=== Items ===
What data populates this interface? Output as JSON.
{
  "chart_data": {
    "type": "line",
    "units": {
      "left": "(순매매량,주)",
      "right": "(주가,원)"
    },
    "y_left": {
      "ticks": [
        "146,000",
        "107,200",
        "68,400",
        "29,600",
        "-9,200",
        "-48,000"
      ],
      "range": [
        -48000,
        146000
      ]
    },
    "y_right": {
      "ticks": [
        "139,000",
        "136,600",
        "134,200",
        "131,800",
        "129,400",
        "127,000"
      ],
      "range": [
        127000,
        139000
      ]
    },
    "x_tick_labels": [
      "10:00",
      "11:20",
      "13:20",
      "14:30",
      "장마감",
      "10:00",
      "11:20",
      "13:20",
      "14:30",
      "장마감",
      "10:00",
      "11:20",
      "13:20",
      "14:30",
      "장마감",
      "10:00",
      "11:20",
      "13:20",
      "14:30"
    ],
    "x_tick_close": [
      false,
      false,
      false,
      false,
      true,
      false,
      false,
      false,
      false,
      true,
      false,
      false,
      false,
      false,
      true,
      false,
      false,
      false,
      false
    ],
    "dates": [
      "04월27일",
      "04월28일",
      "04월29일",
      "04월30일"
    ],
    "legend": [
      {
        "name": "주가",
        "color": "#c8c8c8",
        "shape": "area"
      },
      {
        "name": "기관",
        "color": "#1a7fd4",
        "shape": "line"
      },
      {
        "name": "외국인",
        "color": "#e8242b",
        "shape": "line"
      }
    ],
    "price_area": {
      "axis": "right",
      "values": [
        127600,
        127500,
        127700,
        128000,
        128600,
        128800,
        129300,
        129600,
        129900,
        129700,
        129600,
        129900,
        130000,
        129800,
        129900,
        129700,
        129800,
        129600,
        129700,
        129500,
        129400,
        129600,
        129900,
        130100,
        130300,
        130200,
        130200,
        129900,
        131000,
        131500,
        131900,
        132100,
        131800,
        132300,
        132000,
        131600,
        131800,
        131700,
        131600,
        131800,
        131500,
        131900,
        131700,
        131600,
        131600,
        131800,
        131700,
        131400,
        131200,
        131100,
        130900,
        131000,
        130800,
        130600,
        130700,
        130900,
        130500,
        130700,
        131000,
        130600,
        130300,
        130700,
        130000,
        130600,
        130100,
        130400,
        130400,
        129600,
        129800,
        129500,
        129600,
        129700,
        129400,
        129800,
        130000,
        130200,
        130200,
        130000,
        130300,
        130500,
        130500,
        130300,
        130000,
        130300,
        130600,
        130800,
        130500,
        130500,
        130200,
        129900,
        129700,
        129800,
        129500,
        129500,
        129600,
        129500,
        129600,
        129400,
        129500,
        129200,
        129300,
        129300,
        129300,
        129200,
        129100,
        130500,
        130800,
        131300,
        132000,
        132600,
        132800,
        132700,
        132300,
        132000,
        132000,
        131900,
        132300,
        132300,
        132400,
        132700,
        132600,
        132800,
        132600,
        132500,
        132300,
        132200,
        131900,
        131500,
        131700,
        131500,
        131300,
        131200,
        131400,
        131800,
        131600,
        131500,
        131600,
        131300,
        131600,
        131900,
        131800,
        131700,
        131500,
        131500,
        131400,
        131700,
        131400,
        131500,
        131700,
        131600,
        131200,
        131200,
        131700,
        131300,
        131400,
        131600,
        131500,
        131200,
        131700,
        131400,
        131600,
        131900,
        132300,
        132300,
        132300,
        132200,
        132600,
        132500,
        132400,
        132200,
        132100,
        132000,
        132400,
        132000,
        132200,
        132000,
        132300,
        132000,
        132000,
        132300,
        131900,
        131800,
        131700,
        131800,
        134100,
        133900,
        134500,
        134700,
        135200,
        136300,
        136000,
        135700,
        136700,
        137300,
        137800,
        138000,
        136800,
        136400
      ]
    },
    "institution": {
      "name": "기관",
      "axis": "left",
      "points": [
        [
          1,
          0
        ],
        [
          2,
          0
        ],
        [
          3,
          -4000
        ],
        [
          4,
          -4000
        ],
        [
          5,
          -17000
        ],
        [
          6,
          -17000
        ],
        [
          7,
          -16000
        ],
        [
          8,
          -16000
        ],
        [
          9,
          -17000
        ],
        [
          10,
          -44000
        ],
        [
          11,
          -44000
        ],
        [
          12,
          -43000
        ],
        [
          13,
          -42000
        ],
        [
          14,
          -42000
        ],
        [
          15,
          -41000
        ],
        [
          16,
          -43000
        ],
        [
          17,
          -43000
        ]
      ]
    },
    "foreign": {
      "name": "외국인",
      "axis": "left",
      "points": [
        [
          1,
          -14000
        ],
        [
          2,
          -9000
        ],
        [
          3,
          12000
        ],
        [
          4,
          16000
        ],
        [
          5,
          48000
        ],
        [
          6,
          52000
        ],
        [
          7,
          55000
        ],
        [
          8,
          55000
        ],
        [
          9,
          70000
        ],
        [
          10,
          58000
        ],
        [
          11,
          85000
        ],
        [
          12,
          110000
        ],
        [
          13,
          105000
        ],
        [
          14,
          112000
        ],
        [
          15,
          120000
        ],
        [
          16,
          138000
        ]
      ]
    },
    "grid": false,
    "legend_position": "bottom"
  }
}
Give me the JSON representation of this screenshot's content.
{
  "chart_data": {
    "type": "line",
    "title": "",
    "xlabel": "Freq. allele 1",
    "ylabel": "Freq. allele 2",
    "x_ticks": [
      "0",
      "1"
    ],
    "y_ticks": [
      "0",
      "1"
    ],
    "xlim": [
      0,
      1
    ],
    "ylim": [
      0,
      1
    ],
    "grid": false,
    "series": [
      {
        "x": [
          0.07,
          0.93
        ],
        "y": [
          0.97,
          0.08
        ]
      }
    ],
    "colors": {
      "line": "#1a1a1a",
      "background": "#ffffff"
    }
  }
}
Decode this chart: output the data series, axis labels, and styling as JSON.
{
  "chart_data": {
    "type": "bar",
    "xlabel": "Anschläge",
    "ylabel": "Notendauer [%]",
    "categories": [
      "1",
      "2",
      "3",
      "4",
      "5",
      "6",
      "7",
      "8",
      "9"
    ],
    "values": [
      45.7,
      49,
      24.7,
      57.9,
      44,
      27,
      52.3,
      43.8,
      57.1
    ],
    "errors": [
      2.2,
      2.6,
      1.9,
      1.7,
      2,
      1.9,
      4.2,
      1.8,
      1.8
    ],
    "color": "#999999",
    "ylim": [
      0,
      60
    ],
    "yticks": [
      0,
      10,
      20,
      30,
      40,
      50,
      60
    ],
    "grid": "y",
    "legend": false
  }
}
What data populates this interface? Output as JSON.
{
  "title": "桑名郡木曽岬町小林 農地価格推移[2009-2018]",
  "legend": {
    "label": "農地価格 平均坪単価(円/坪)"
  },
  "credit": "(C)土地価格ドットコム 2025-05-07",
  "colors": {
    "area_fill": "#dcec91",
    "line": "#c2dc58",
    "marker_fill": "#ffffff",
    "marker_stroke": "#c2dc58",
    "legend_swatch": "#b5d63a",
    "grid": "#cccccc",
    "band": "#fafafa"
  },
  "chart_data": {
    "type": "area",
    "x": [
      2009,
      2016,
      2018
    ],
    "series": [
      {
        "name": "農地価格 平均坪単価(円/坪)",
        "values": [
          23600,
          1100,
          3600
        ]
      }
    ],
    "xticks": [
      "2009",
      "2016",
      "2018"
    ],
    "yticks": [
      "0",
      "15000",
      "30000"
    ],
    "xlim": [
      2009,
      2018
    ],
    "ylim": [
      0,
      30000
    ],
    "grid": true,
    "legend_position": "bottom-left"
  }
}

=== Task requirements ===
Once more, set down the full listing, verbatim.

=== Task output ===
What data populates this interface? Output as JSON.
{
  "chart_data": {
    "type": "line",
    "units": {
      "left": "(순매매량,주)",
      "right": "(주가,원)"
    },
    "y_left": {
      "ticks": [
        "146,000",
        "107,200",
        "68,400",
        "29,600",
        "-9,200",
        "-48,000"
      ],
      "range": [
        -48000,
        146000
      ]
    },
    "y_right": {
      "ticks": [
        "139,000",
        "136,600",
        "134,200",
        "131,800",
        "129,400",
        "127,000"
      ],
      "range": [
        127000,
        139000
      ]
    },
    "x_tick_labels": [
      "10:00",
      "11:20",
      "13:20",
      "14:30",
      "장마감",
      "10:00",
      "11:20",
      "13:20",
      "14:30",
      "장마감",
      "10:00",
      "11:20",
      "13:20",
      "14:30",
      "장마감",
      "10:00",
      "11:20",
      "13:20",
      "14:30"
    ],
    "x_tick_close": [
      false,
      false,
      false,
      false,
      true,
      false,
      false,
      false,
      false,
      true,
      false,
      false,
      false,
      false,
      true,
      false,
      false,
      false,
      false
    ],
    "dates": [
      "04월27일",
      "04월28일",
      "04월29일",
      "04월30일"
    ],
    "legend": [
      {
        "name": "주가",
        "color": "#c8c8c8",
        "shape": "area"
      },
      {
        "name": "기관",
        "color": "#1a7fd4",
        "shape": "line"
      },
      {
        "name": "외국인",
        "color": "#e8242b",
        "shape": "line"
      }
    ],
    "price_area": {
      "axis": "right",
      "values": [
        127600,
        127500,
        127700,
        128000,
        128600,
        128800,
        129300,
        129600,
        129900,
        129700,
        129600,
        129900,
        130000,
        129800,
        129900,
        129700,
        129800,
        129600,
        129700,
        129500,
        129400,
        129600,
        129900,
        130100,
        130300,
        130200,
        130200,
        129900,
        131000,
        131500,
        131900,
        132100,
        131800,
        132300,
        132000,
        131600,
        131800,
        131700,
        131600,
        131800,
        131500,
        131900,
        131700,
        131600,
        131600,
        131800,
        131700,
        131400,
        131200,
        131100,
        130900,
        131000,
        130800,
        130600,
        130700,
        130900,
        130500,
        130700,
        131000,
        130600,
        130300,
        130700,
        130000,
        130600,
        130100,
        130400,
        130400,
        129600,
        129800,
        129500,
        129600,
        129700,
        129400,
        129800,
        130000,
        130200,
        130200,
        130000,
        130300,
        130500,
        130500,
        130300,
        130000,
        130300,
        130600,
        130800,
        130500,
        130500,
        130200,
        129900,
        129700,
        129800,
        129500,
        129500,
        129600,
        129500,
        129600,
        129400,
        129500,
        129200,
        129300,
        129300,
        129300,
        129200,
        129100,
        130500,
        130800,
        131300,
        132000,
        132600,
        132800,
        132700,
        132300,
        132000,
        132000,
        131900,
        132300,
        132300,
        132400,
        132700,
        132600,
        132800,
        132600,
        132500,
        132300,
        132200,
        131900,
        131500,
        131700,
        131500,
        131300,
        131200,
        131400,
        131800,
        131600,
        131500,
        131600,
        131300,
        131600,
        131900,
        131800,
        131700,
        131500,
        131500,
        131400,
        131700,
        131400,
        131500,
        131700,
        131600,
        131200,
        131200,
        131700,
        131300,
        131400,
        131600,
        131500,
        131200,
        131700,
        131400,
        131600,
        131900,
        132300,
        132300,
        132300,
        132200,
        132600,
        132500,
        132400,
        132200,
        132100,
        132000,
        132400,
        132000,
        132200,
        132000,
        132300,
        132000,
        132000,
        132300,
        131900,
        131800,
        131700,
        131800,
        134100,
        133900,
        134500,
        134700,
        135200,
        136300,
        136000,
        135700,
        136700,
        137300,
        137800,
        138000,
        136800,
        136400
      ]
    },
    "institution": {
      "name": "기관",
      "axis": "left",
      "points": [
        [
          1,
          0
        ],
        [
          2,
          0
        ],
        [
          3,
          -4000
        ],
        [
          4,
          -4000
        ],
        [
          5,
          -17000
        ],
        [
          6,
          -17000
        ],
        [
          7,
          -16000
        ],
        [
          8,
          -16000
        ],
        [
          9,
          -17000
        ],
        [
          10,
          -44000
        ],
        [
          11,
          -44000
        ],
        [
          12,
          -43000
        ],
        [
          13,
          -42000
        ],
        [
          14,
          -42000
        ],
        [
          15,
          -41000
        ],
        [
          16,
          -43000
        ],
        [
          17,
          -43000
        ]
      ]
    },
    "foreign": {
      "name": "외국인",
      "axis": "left",
      "points": [
        [
          1,
          -14000
        ],
        [
          2,
          -9000
        ],
        [
          3,
          12000
        ],
        [
          4,
          16000
        ],
        [
          5,
          48000
        ],
        [
          6,
          52000
        ],
        [
          7,
          55000
        ],
        [
          8,
          55000
        ],
        [
          9,
          70000
        ],
        [
          10,
          58000
        ],
        [
          11,
          85000
        ],
        [
          12,
          110000
        ],
        [
          13,
          105000
        ],
        [
          14,
          112000
        ],
        [
          15,
          120000
        ],
        [
          16,
          138000
        ]
      ]
    },
    "grid": false,
    "legend_position": "bottom"
  }
}
Give me the JSON representation of this screenshot's content.
{
  "chart_data": {
    "type": "line",
    "title": "",
    "xlabel": "Freq. allele 1",
    "ylabel": "Freq. allele 2",
    "x_ticks": [
      "0",
      "1"
    ],
    "y_ticks": [
      "0",
      "1"
    ],
    "xlim": [
      0,
      1
    ],
    "ylim": [
      0,
      1
    ],
    "grid": false,
    "series": [
      {
        "x": [
          0.07,
          0.93
        ],
        "y": [
          0.97,
          0.08
        ]
      }
    ],
    "colors": {
      "line": "#1a1a1a",
      "background": "#ffffff"
    }
  }
}
Decode this chart: output the data series, axis labels, and styling as JSON.
{
  "chart_data": {
    "type": "bar",
    "xlabel": "Anschläge",
    "ylabel": "Notendauer [%]",
    "categories": [
      "1",
      "2",
      "3",
      "4",
      "5",
      "6",
      "7",
      "8",
      "9"
    ],
    "values": [
      45.7,
      49,
      24.7,
      57.9,
      44,
      27,
      52.3,
      43.8,
      57.1
    ],
    "errors": [
      2.2,
      2.6,
      1.9,
      1.7,
      2,
      1.9,
      4.2,
      1.8,
      1.8
    ],
    "color": "#999999",
    "ylim": [
      0,
      60
    ],
    "yticks": [
      0,
      10,
      20,
      30,
      40,
      50,
      60
    ],
    "grid": "y",
    "legend": false
  }
}
What data populates this interface? Output as JSON.
{
  "title": "桑名郡木曽岬町小林 農地価格推移[2009-2018]",
  "legend": {
    "label": "農地価格 平均坪単価(円/坪)"
  },
  "credit": "(C)土地価格ドットコム 2025-05-07",
  "colors": {
    "area_fill": "#dcec91",
    "line": "#c2dc58",
    "marker_fill": "#ffffff",
    "marker_stroke": "#c2dc58",
    "legend_swatch": "#b5d63a",
    "grid": "#cccccc",
    "band": "#fafafa"
  },
  "chart_data": {
    "type": "area",
    "x": [
      2009,
      2016,
      2018
    ],
    "series": [
      {
        "name": "農地価格 平均坪単価(円/坪)",
        "values": [
          23600,
          1100,
          3600
        ]
      }
    ],
    "xticks": [
      "2009",
      "2016",
      "2018"
    ],
    "yticks": [
      "0",
      "15000",
      "30000"
    ],
    "xlim": [
      2009,
      2018
    ],
    "ylim": [
      0,
      30000
    ],
    "grid": true,
    "legend_position": "bottom-left"
  }
}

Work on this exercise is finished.